[Task goal] Pull out every line with the word "icon" from the entries below.

==== Records supplied

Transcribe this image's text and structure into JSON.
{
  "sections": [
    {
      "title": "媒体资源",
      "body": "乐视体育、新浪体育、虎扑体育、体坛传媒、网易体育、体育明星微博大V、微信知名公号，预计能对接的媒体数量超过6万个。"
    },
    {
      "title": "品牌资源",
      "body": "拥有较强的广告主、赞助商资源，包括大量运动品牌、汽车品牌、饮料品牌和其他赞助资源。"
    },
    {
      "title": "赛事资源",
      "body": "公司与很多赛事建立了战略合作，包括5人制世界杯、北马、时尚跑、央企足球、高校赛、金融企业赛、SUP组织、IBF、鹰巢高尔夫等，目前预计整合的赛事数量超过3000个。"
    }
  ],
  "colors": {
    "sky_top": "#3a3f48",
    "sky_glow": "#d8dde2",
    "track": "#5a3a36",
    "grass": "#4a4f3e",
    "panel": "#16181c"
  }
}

========
==== Records supplied

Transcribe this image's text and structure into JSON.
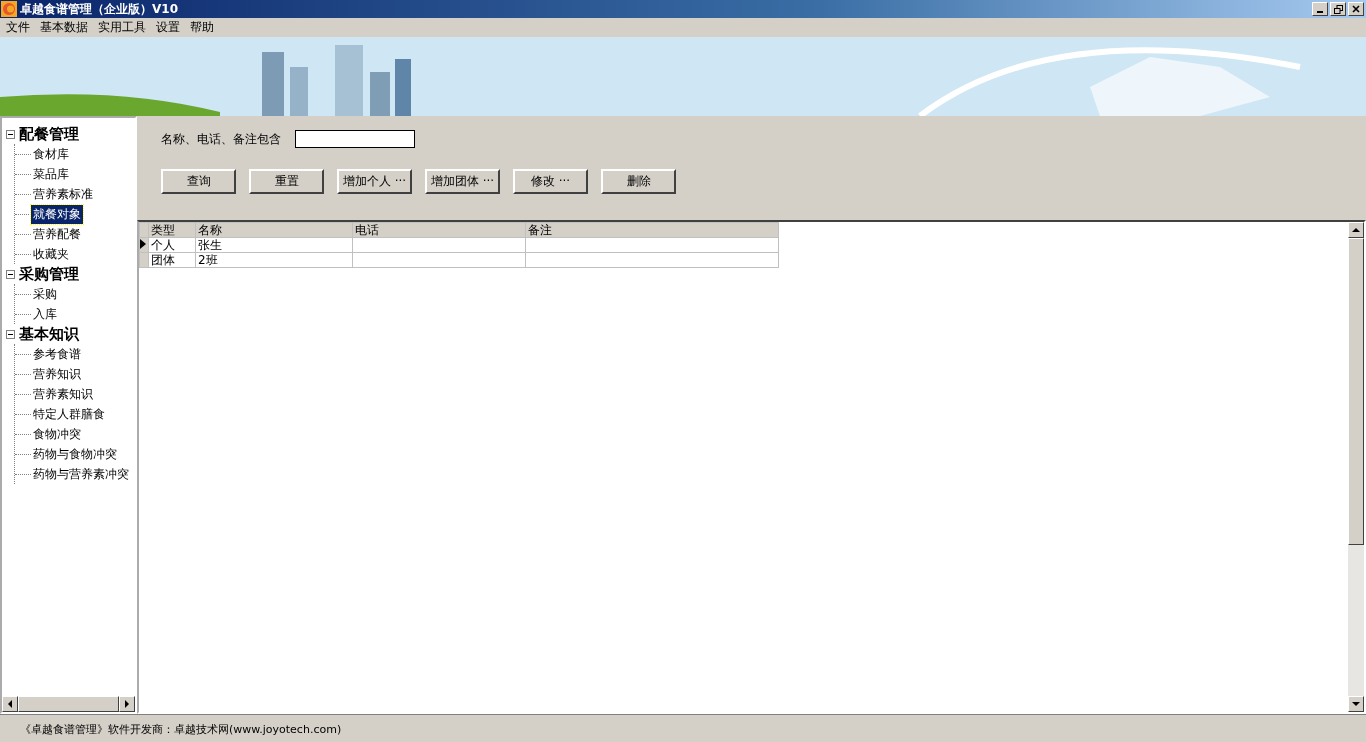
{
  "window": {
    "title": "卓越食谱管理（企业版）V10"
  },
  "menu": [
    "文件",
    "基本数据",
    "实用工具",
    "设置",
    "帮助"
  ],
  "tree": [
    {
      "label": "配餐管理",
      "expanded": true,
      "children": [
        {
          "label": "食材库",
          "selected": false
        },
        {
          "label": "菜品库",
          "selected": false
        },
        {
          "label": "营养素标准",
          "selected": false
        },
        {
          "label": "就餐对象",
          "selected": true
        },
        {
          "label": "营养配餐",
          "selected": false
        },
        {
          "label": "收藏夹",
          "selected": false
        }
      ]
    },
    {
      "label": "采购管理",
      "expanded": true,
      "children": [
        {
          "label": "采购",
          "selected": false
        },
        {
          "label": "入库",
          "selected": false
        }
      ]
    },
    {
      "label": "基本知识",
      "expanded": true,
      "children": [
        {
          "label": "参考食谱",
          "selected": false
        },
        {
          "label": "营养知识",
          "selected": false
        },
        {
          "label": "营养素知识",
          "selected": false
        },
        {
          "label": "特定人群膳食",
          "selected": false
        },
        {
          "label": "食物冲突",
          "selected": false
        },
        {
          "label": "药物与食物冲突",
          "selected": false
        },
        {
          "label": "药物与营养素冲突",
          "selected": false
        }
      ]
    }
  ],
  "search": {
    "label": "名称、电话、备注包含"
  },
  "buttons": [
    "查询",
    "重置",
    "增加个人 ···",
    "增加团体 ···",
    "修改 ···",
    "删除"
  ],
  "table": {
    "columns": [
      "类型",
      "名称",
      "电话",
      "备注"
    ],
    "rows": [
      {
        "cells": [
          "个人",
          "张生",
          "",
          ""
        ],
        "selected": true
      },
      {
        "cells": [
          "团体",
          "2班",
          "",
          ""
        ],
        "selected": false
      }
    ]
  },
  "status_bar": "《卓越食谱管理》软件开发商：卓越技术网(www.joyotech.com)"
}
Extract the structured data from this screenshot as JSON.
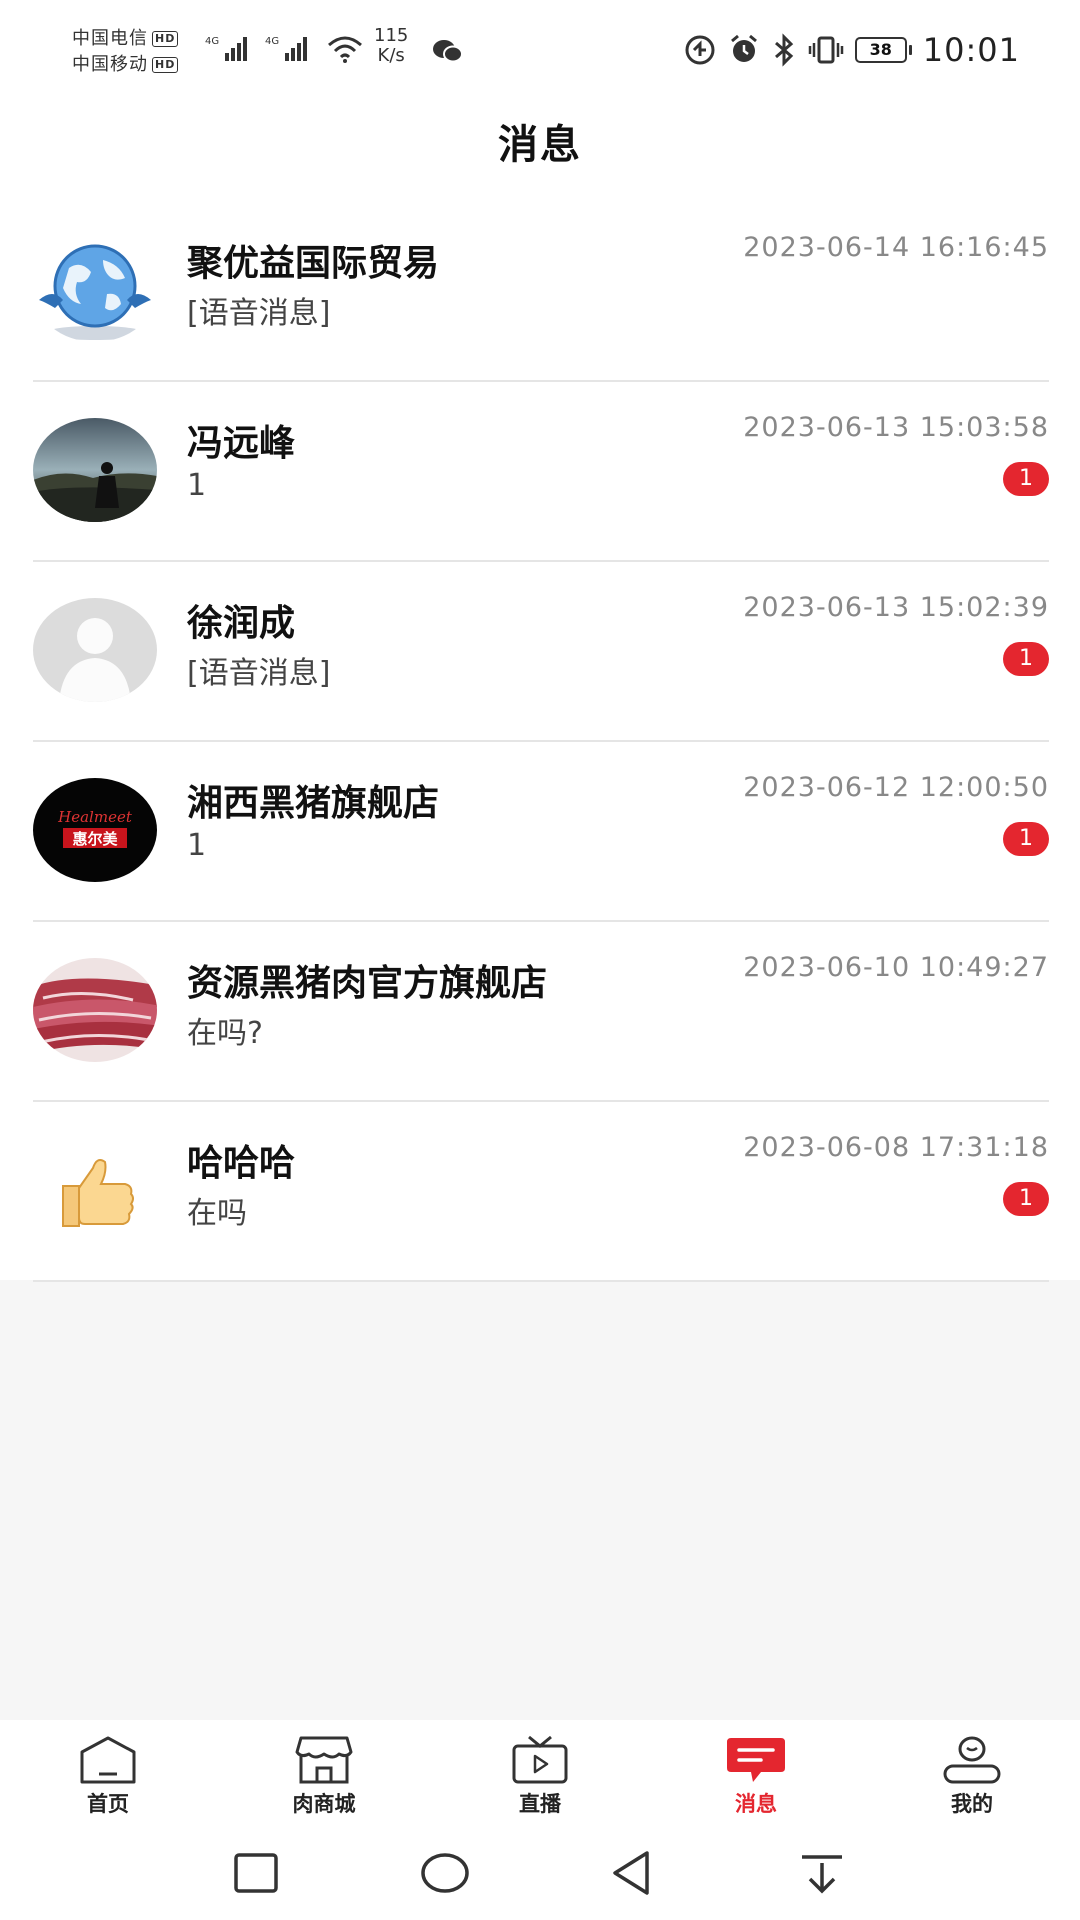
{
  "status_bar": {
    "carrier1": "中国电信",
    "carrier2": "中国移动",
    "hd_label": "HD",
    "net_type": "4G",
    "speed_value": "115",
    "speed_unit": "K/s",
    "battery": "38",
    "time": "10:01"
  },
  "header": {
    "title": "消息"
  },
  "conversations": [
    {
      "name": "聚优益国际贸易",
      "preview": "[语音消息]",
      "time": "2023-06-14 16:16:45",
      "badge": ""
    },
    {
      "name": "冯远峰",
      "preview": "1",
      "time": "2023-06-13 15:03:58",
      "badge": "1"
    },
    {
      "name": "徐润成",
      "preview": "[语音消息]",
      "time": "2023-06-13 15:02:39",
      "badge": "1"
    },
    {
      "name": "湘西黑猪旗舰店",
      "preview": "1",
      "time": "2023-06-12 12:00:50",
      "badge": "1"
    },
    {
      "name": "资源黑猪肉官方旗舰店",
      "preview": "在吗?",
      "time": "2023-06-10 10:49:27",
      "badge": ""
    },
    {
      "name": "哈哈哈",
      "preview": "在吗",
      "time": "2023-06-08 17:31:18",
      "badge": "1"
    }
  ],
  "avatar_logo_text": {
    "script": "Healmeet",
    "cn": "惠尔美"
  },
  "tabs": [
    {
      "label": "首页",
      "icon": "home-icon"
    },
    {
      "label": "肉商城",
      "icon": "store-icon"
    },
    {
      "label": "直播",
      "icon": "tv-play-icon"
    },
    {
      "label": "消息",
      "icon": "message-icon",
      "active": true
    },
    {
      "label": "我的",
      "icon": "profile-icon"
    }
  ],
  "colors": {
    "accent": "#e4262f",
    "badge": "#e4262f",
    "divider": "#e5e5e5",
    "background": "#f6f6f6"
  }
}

========

[Finished exercise]
      "icon": "home-icon"
      "icon": "store-icon"
      "icon": "tv-play-icon"
      "icon": "message-icon",
      "icon": "profile-icon"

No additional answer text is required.